→ WHAT NEEDS TO BE DONE
Write out the material again word for word, dropping any images it holds.

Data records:
========================================

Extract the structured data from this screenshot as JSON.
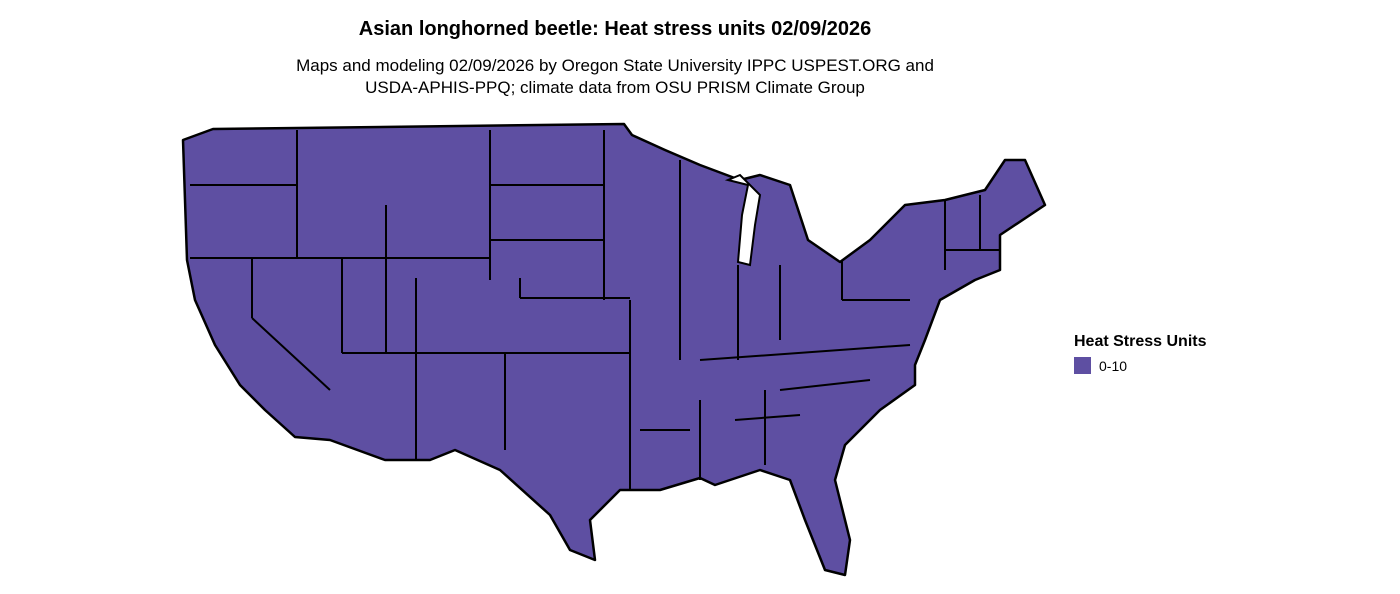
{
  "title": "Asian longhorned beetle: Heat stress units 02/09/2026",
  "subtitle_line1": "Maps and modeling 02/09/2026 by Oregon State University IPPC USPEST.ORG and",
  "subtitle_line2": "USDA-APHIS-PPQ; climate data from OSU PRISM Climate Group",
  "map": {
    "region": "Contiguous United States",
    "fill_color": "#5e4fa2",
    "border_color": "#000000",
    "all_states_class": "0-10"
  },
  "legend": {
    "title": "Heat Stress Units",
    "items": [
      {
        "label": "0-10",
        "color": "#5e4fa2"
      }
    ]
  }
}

========================================

→ CORRECT RESPONSE
Extract the structured data from this screenshot as JSON.
{
  "title": "Asian longhorned beetle: Heat stress units 02/09/2026",
  "subtitle_line1": "Maps and modeling 02/09/2026 by Oregon State University IPPC USPEST.ORG and",
  "subtitle_line2": "USDA-APHIS-PPQ; climate data from OSU PRISM Climate Group",
  "map": {
    "region": "Contiguous United States",
    "fill_color": "#5e4fa2",
    "border_color": "#000000",
    "all_states_class": "0-10"
  },
  "legend": {
    "title": "Heat Stress Units",
    "items": [
      {
        "label": "0-10",
        "color": "#5e4fa2"
      }
    ]
  }
}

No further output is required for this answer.